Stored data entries
────────────────
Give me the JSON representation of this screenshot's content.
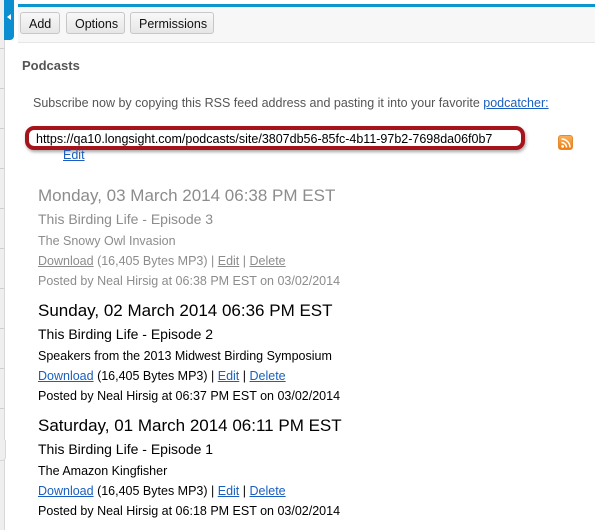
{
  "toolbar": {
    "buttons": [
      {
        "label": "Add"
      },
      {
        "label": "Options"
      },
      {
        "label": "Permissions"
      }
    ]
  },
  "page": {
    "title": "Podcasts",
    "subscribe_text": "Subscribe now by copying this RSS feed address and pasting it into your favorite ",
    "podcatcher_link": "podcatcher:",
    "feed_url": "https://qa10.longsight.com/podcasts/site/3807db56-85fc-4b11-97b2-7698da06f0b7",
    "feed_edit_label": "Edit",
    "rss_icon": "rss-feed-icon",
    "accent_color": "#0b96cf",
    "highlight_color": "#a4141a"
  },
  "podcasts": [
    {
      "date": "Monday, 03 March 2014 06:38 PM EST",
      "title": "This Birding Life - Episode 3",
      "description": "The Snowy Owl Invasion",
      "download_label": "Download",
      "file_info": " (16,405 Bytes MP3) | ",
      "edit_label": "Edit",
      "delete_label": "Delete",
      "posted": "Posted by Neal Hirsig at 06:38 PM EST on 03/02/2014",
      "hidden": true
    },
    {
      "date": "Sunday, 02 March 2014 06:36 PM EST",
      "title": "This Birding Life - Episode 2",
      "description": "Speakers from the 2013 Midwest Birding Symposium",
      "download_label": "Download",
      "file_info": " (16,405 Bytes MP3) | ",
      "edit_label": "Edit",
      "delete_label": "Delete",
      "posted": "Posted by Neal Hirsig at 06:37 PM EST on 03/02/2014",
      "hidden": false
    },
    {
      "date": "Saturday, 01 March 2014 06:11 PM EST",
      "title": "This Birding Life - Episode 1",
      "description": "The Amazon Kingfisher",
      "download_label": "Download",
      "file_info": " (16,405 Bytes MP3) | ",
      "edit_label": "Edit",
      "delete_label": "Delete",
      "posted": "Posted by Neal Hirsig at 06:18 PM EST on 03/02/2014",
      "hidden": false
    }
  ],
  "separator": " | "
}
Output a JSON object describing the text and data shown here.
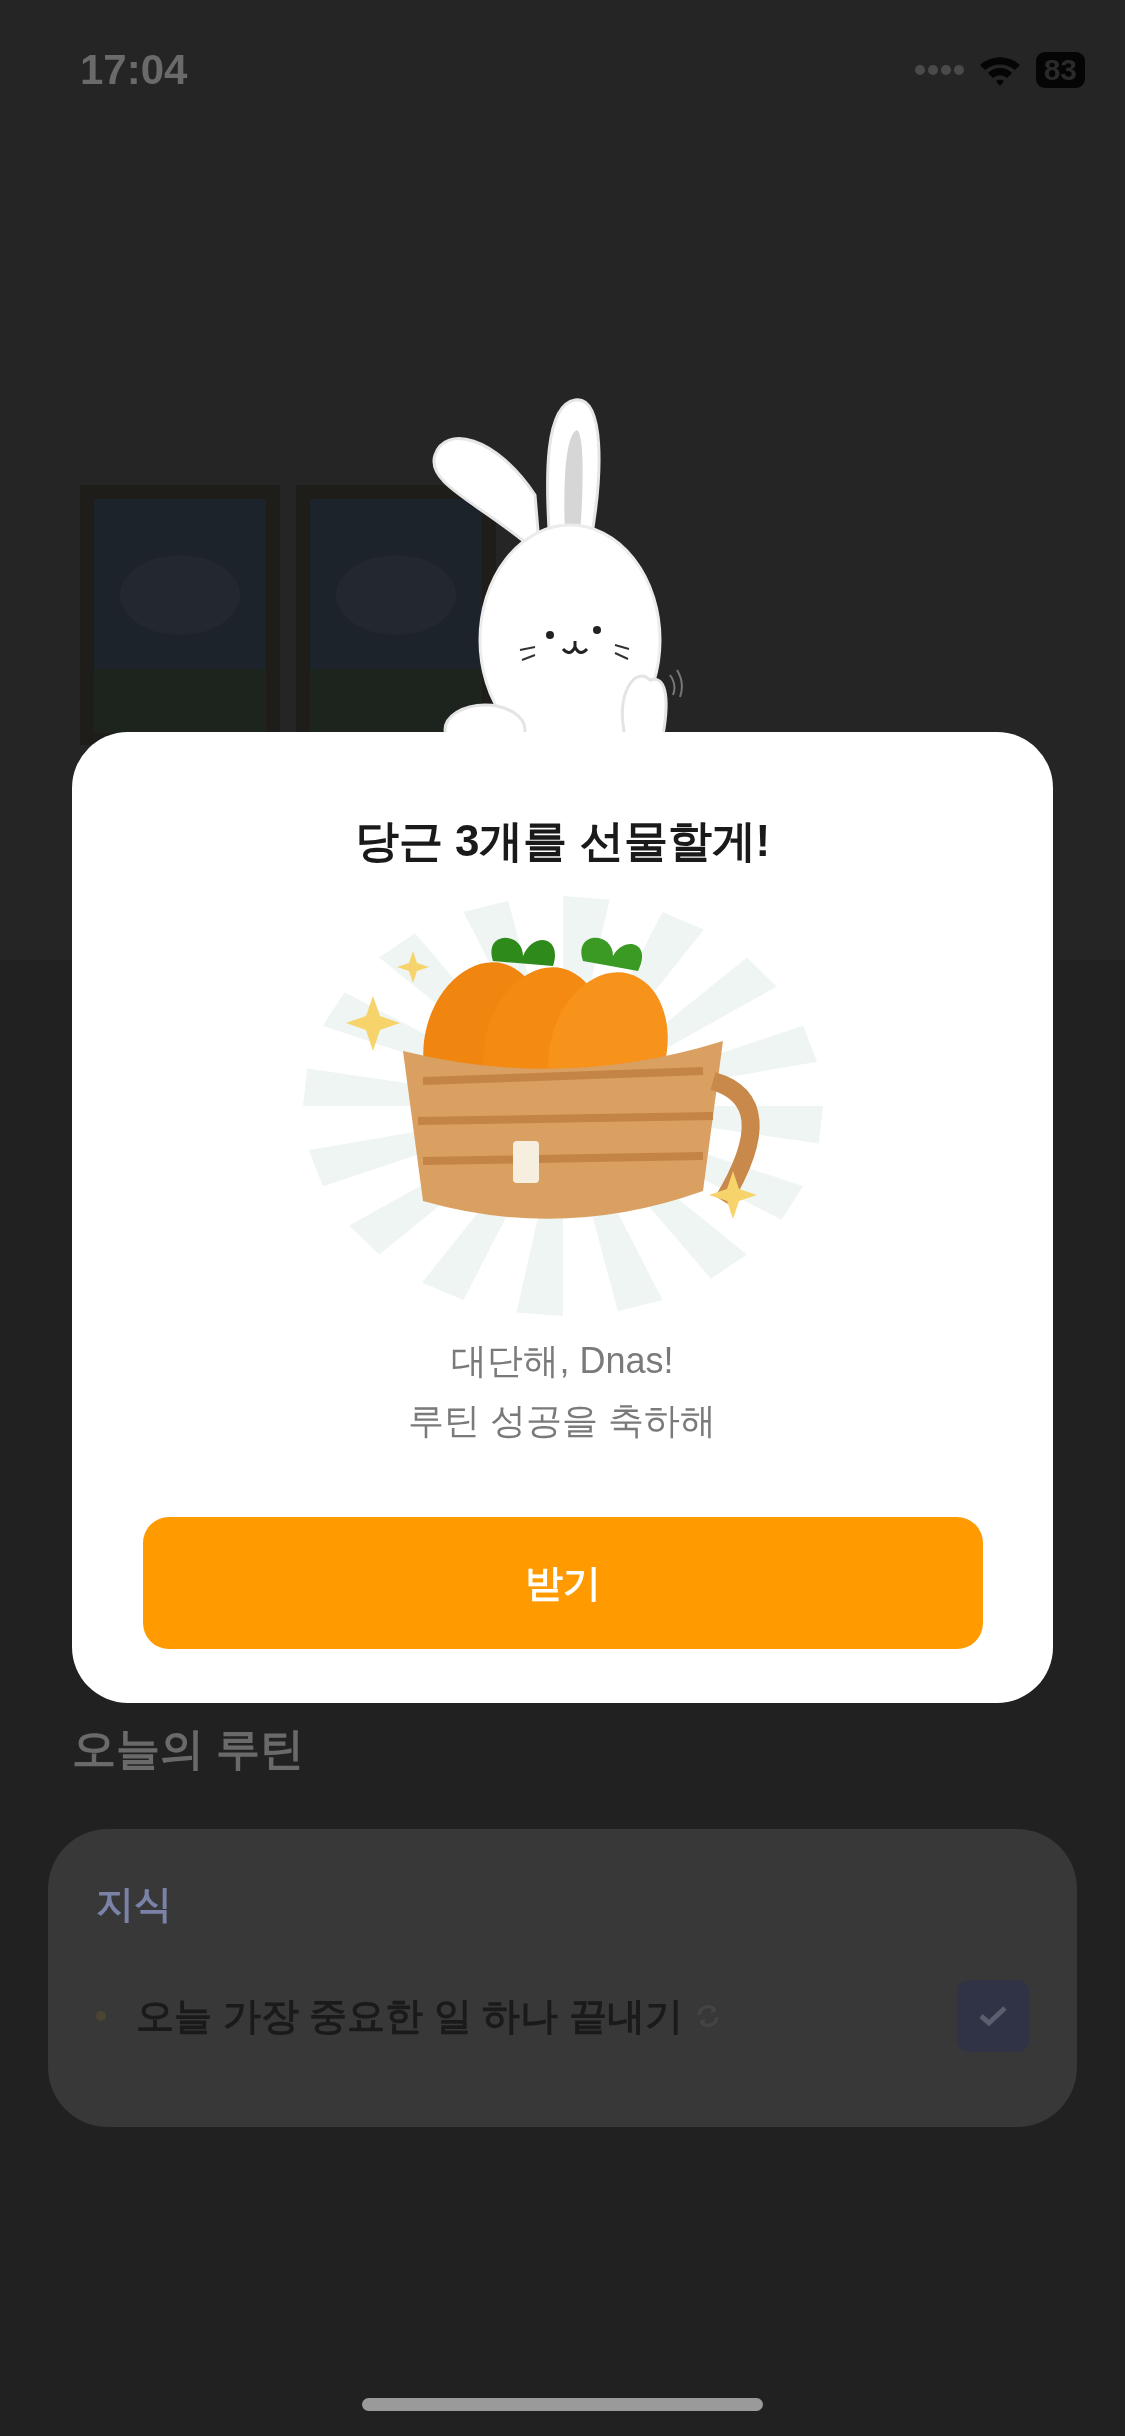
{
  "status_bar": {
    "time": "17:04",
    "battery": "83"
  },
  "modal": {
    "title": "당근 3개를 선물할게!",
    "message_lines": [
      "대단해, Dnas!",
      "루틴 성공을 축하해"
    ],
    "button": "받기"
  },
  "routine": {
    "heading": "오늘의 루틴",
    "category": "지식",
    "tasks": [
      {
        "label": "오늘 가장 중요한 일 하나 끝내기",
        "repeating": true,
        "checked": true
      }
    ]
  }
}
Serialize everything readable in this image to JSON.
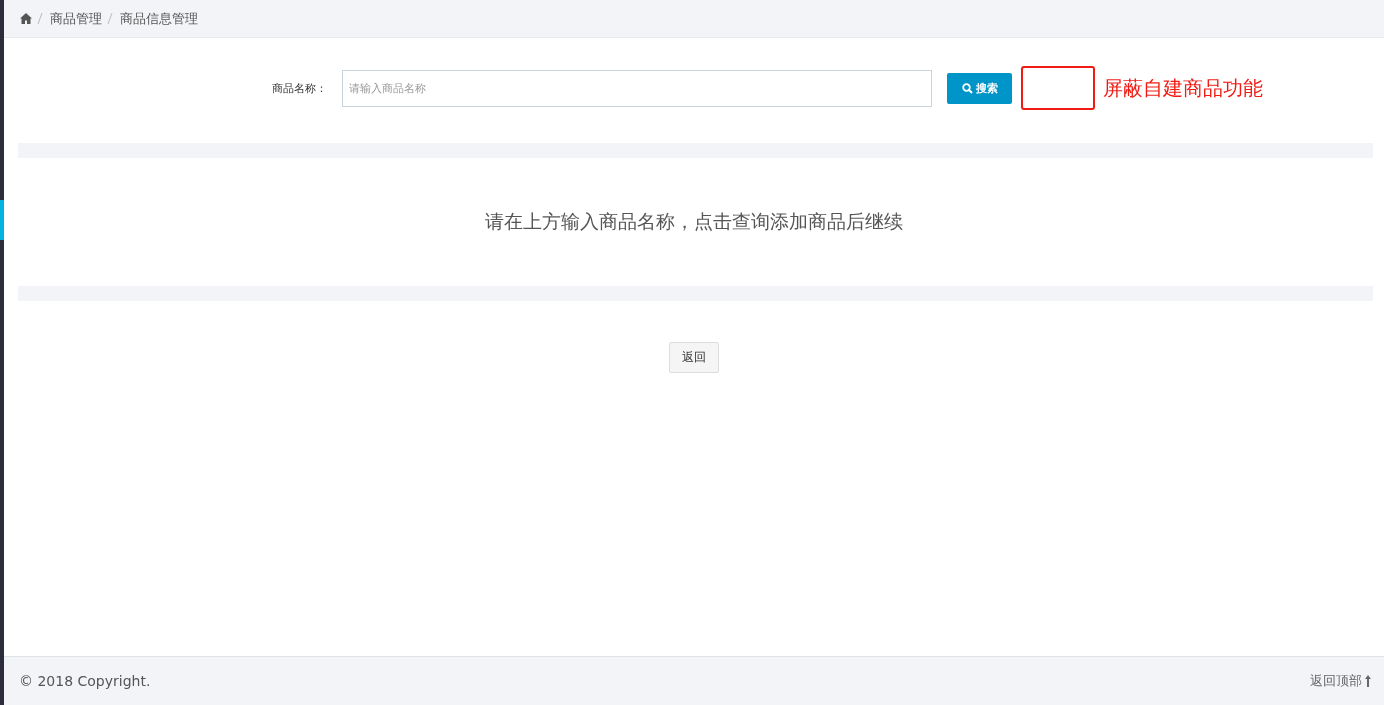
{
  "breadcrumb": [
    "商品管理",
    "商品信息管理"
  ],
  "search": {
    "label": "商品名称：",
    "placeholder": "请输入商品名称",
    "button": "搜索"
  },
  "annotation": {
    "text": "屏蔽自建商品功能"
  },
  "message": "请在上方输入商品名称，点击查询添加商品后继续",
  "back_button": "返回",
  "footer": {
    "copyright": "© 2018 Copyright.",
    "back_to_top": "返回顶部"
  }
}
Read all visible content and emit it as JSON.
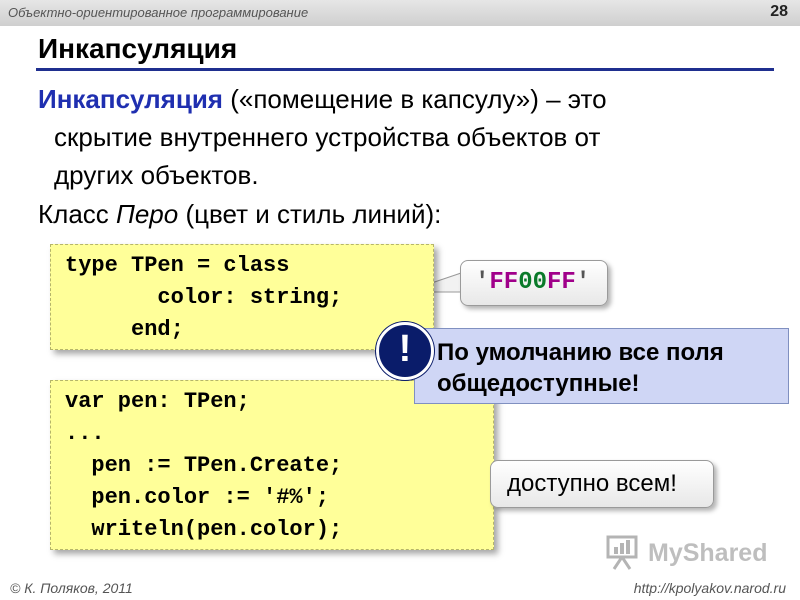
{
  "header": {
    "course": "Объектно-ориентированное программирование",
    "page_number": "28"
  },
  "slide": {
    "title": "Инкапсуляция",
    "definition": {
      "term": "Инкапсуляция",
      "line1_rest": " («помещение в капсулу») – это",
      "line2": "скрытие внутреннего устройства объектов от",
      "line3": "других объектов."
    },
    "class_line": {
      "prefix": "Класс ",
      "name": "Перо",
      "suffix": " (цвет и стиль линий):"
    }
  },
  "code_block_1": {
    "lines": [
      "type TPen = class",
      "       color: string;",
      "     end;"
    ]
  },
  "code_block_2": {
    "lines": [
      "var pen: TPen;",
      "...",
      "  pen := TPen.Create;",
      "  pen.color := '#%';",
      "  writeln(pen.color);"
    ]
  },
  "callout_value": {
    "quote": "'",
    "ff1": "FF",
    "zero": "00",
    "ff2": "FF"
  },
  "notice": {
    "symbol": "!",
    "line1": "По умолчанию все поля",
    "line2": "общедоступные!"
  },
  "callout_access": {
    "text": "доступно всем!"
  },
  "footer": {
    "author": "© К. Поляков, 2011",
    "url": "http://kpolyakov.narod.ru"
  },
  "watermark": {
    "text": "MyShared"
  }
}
────────────────
WHAT YOU SHOULD DO> Using the records above, select and copy every line that has the word "TPen".

EXPECTED ANSWER>
      "type TPen = class",
      "var pen: TPen;",
      "  pen := TPen.Create;",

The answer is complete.